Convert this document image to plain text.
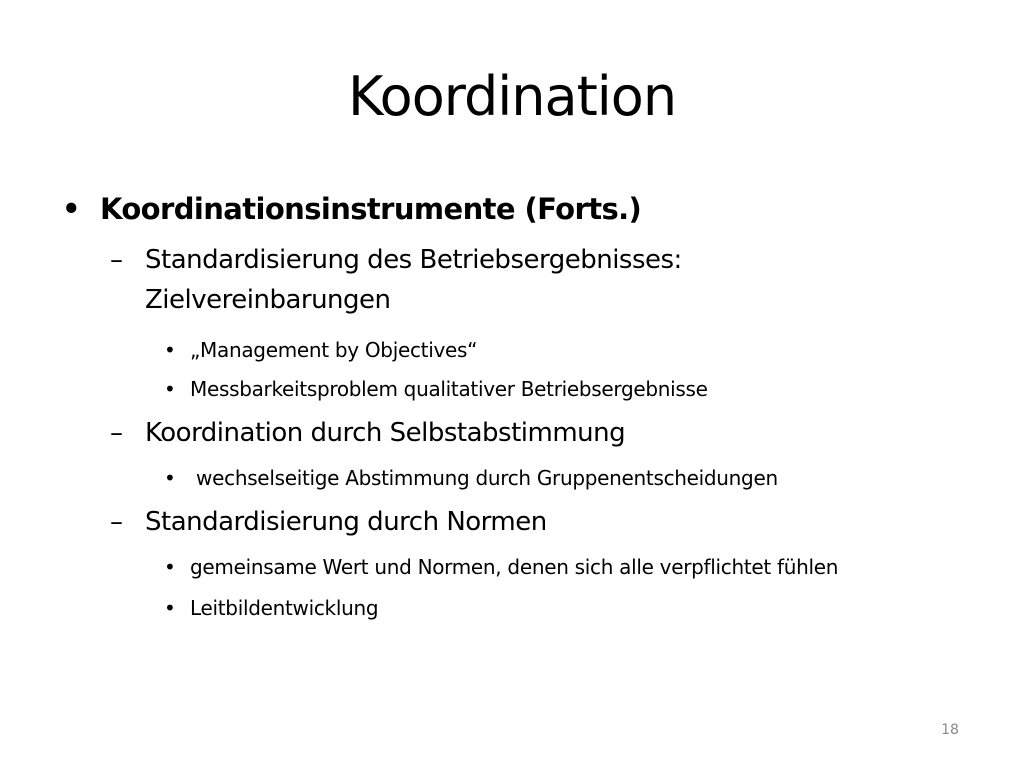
Koordination
• Koordinationsinstrumente (Forts.)
– Standardisierung des Betriebsergebnisses:
Zielvereinbarungen
• „Management by Objectives“
• Messbarkeitsproblem qualitativer Betriebsergebnisse
– Koordination durch Selbstabstimmung
• wechselseitige Abstimmung durch Gruppenentscheidungen
– Standardisierung durch Normen
• gemeinsame Wert und Normen, denen sich alle verpflichtet fühlen
• Leitbildentwicklung
18
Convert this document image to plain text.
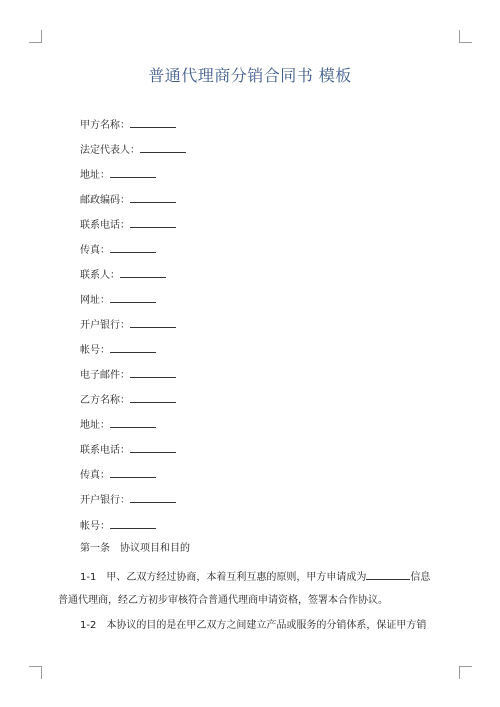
普通代理商分销合同书 模板
甲方名称：
法定代表人：
地址：
邮政编码：
联系电话：
传真：
联系人：
网址：
开户银行：
帐号：
电子邮件：
乙方名称：
地址：
联系电话：
传真：
开户银行：
帐号：
第一条　协议项目和目的
1-1 甲、乙双方经过协商，本着互利互惠的原则，甲方申请成为	信息
普通代理商，经乙方初步审核符合普通代理商申请资格，签署本合作协议。
1-2 本协议的目的是在甲乙双方之间建立产品或服务的分销体系，保证甲方销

·····

(What you will do) Pictures stay out of the copy; please restate every record above exactly.

(Correct result)
Convert this document image to plain text.
Koordination
• Koordinationsinstrumente (Forts.)
– Standardisierung des Betriebsergebnisses:
Zielvereinbarungen
• „Management by Objectives“
• Messbarkeitsproblem qualitativer Betriebsergebnisse
– Koordination durch Selbstabstimmung
• wechselseitige Abstimmung durch Gruppenentscheidungen
– Standardisierung durch Normen
• gemeinsame Wert und Normen, denen sich alle verpflichtet fühlen
• Leitbildentwicklung
18
Convert this document image to plain text.
普通代理商分销合同书 模板
甲方名称：
法定代表人：
地址：
邮政编码：
联系电话：
传真：
联系人：
网址：
开户银行：
帐号：
电子邮件：
乙方名称：
地址：
联系电话：
传真：
开户银行：
帐号：
第一条　协议项目和目的
1-1 甲、乙双方经过协商，本着互利互惠的原则，甲方申请成为	信息
普通代理商，经乙方初步审核符合普通代理商申请资格，签署本合作协议。
1-2 本协议的目的是在甲乙双方之间建立产品或服务的分销体系，保证甲方销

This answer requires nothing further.